▶ **Set task**
Reproduce the listing below without changes, except that pictures are left out.

-- START OF Material supplied --

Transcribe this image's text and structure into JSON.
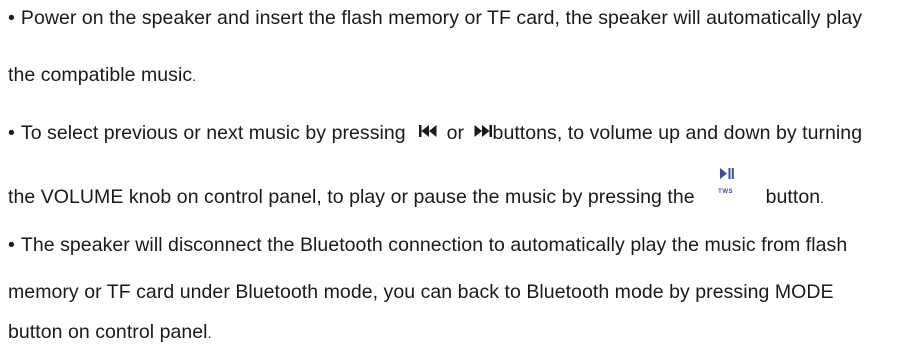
{
  "paragraphs": {
    "p1": {
      "bullet": "•",
      "line1": "Power on the speaker and insert the flash memory or TF card, the speaker will automatically play",
      "line2": "the compatible music",
      "line2_end": "."
    },
    "p2": {
      "bullet": "•",
      "line1_a": "To select previous or next music by pressing",
      "line1_or": "or",
      "line1_b": "buttons, to volume up and down by turning",
      "line2_a": "the VOLUME knob on control panel, to play or pause the music by pressing the",
      "tws_label": "TWS",
      "line2_b": "button",
      "line2_end": "."
    },
    "p3": {
      "bullet": "•",
      "line1": "The speaker will disconnect the Bluetooth connection to automatically play the music from flash",
      "line2": "memory or TF card under Bluetooth mode, you can back to Bluetooth mode by pressing MODE",
      "line3": "button on control panel",
      "line3_end": "."
    }
  },
  "icons": {
    "prev": "previous-track-icon",
    "next": "next-track-icon",
    "play_pause": "play-pause-icon",
    "icon_color": "#1a1a1a",
    "tws_color": "#3a4fa0"
  }
}
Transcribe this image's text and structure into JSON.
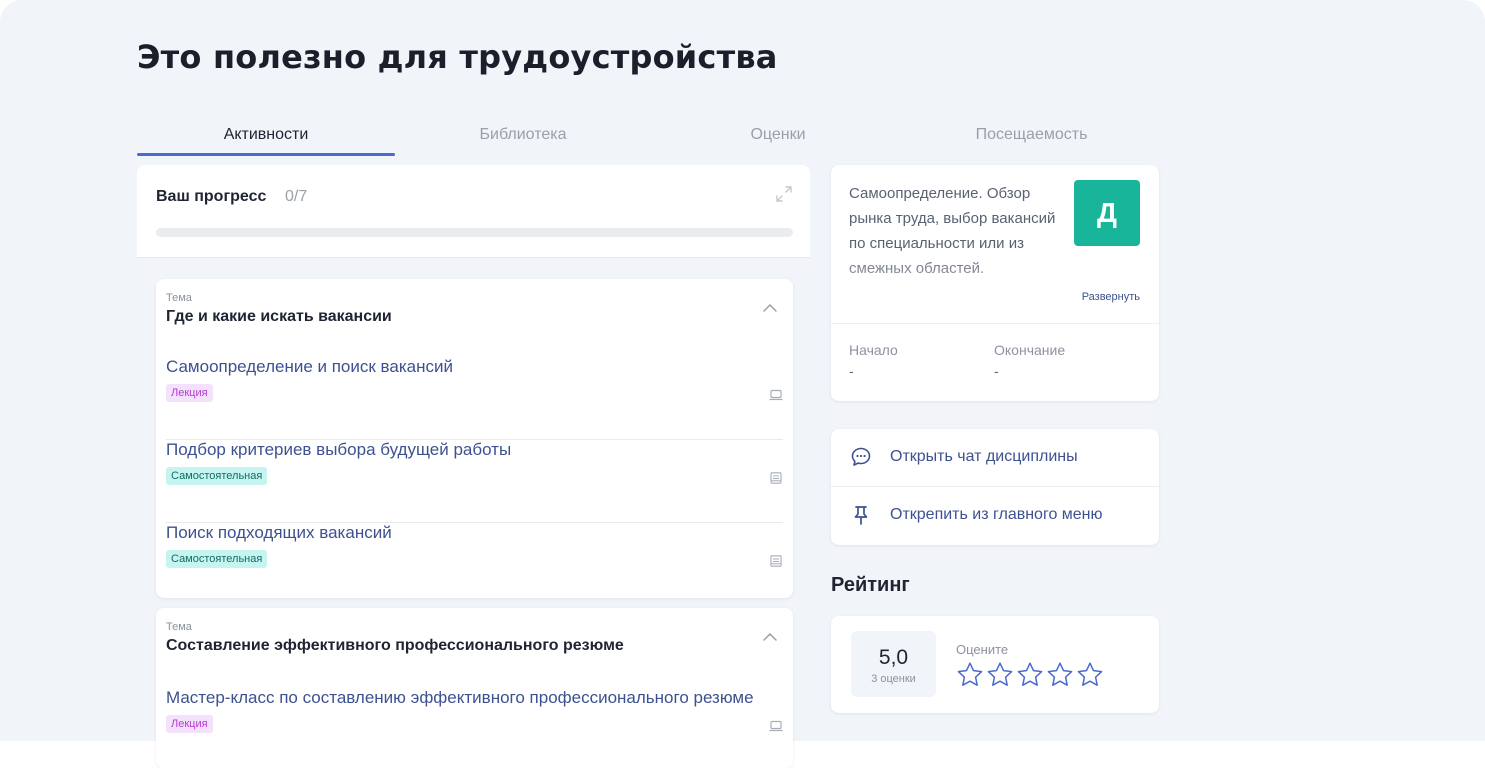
{
  "page": {
    "title": "Это полезно для трудоустройства"
  },
  "tabs": [
    {
      "label": "Активности",
      "active": true
    },
    {
      "label": "Библиотека",
      "active": false
    },
    {
      "label": "Оценки",
      "active": false
    },
    {
      "label": "Посещаемость",
      "active": false
    }
  ],
  "progress": {
    "label": "Ваш прогресс",
    "count": "0/7",
    "fraction": 0
  },
  "themes": [
    {
      "small_label": "Тема",
      "title": "Где и какие искать вакансии",
      "items": [
        {
          "title": "Самоопределение и поиск вакансий",
          "badge": "Лекция",
          "kind": "lecture",
          "icon": "laptop-icon"
        },
        {
          "title": "Подбор критериев выбора будущей работы",
          "badge": "Самостоятельная",
          "kind": "self",
          "icon": "book-icon"
        },
        {
          "title": "Поиск подходящих вакансий",
          "badge": "Самостоятельная",
          "kind": "self",
          "icon": "book-icon"
        }
      ]
    },
    {
      "small_label": "Тема",
      "title": "Составление эффективного профессионального резюме",
      "items": [
        {
          "title": "Мастер-класс по составлению эффективного профессионального резюме",
          "badge": "Лекция",
          "kind": "lecture",
          "icon": "laptop-icon"
        }
      ]
    }
  ],
  "info": {
    "description": "Самоопределение. Обзор рынка труда, выбор вакансий по специальности или из смежных областей.",
    "avatar_letter": "Д",
    "expand_label": "Развернуть",
    "start_label": "Начало",
    "start_value": "-",
    "end_label": "Окончание",
    "end_value": "-"
  },
  "actions": {
    "chat_label": "Открыть чат дисциплины",
    "unpin_label": "Открепить из главного меню"
  },
  "rating": {
    "title": "Рейтинг",
    "score": "5,0",
    "count": "3 оценки",
    "rate_label": "Оцените",
    "stars_filled": 0,
    "stars_total": 5
  },
  "colors": {
    "accent": "#4a6ad1",
    "link": "#3d5190",
    "avatar": "#19b59a",
    "lecture_badge": "#f4e1fb",
    "self_badge": "#c6f5f1"
  }
}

-- END OF Material supplied --

▶ **Correct response**
Transcribe this image's text and structure into JSON.
{
  "paragraphs": {
    "p1": {
      "bullet": "•",
      "line1": "Power on the speaker and insert the flash memory or TF card, the speaker will automatically play",
      "line2": "the compatible music",
      "line2_end": "."
    },
    "p2": {
      "bullet": "•",
      "line1_a": "To select previous or next music by pressing",
      "line1_or": "or",
      "line1_b": "buttons, to volume up and down by turning",
      "line2_a": "the VOLUME knob on control panel, to play or pause the music by pressing the",
      "tws_label": "TWS",
      "line2_b": "button",
      "line2_end": "."
    },
    "p3": {
      "bullet": "•",
      "line1": "The speaker will disconnect the Bluetooth connection to automatically play the music from flash",
      "line2": "memory or TF card under Bluetooth mode, you can back to Bluetooth mode by pressing MODE",
      "line3": "button on control panel",
      "line3_end": "."
    }
  },
  "icons": {
    "prev": "previous-track-icon",
    "next": "next-track-icon",
    "play_pause": "play-pause-icon",
    "icon_color": "#1a1a1a",
    "tws_color": "#3a4fa0"
  }
}
Transcribe this image's text and structure into JSON.
{
  "page": {
    "title": "Это полезно для трудоустройства"
  },
  "tabs": [
    {
      "label": "Активности",
      "active": true
    },
    {
      "label": "Библиотека",
      "active": false
    },
    {
      "label": "Оценки",
      "active": false
    },
    {
      "label": "Посещаемость",
      "active": false
    }
  ],
  "progress": {
    "label": "Ваш прогресс",
    "count": "0/7",
    "fraction": 0
  },
  "themes": [
    {
      "small_label": "Тема",
      "title": "Где и какие искать вакансии",
      "items": [
        {
          "title": "Самоопределение и поиск вакансий",
          "badge": "Лекция",
          "kind": "lecture",
          "icon": "laptop-icon"
        },
        {
          "title": "Подбор критериев выбора будущей работы",
          "badge": "Самостоятельная",
          "kind": "self",
          "icon": "book-icon"
        },
        {
          "title": "Поиск подходящих вакансий",
          "badge": "Самостоятельная",
          "kind": "self",
          "icon": "book-icon"
        }
      ]
    },
    {
      "small_label": "Тема",
      "title": "Составление эффективного профессионального резюме",
      "items": [
        {
          "title": "Мастер-класс по составлению эффективного профессионального резюме",
          "badge": "Лекция",
          "kind": "lecture",
          "icon": "laptop-icon"
        }
      ]
    }
  ],
  "info": {
    "description": "Самоопределение. Обзор рынка труда, выбор вакансий по специальности или из смежных областей.",
    "avatar_letter": "Д",
    "expand_label": "Развернуть",
    "start_label": "Начало",
    "start_value": "-",
    "end_label": "Окончание",
    "end_value": "-"
  },
  "actions": {
    "chat_label": "Открыть чат дисциплины",
    "unpin_label": "Открепить из главного меню"
  },
  "rating": {
    "title": "Рейтинг",
    "score": "5,0",
    "count": "3 оценки",
    "rate_label": "Оцените",
    "stars_filled": 0,
    "stars_total": 5
  },
  "colors": {
    "accent": "#4a6ad1",
    "link": "#3d5190",
    "avatar": "#19b59a",
    "lecture_badge": "#f4e1fb",
    "self_badge": "#c6f5f1"
  }
}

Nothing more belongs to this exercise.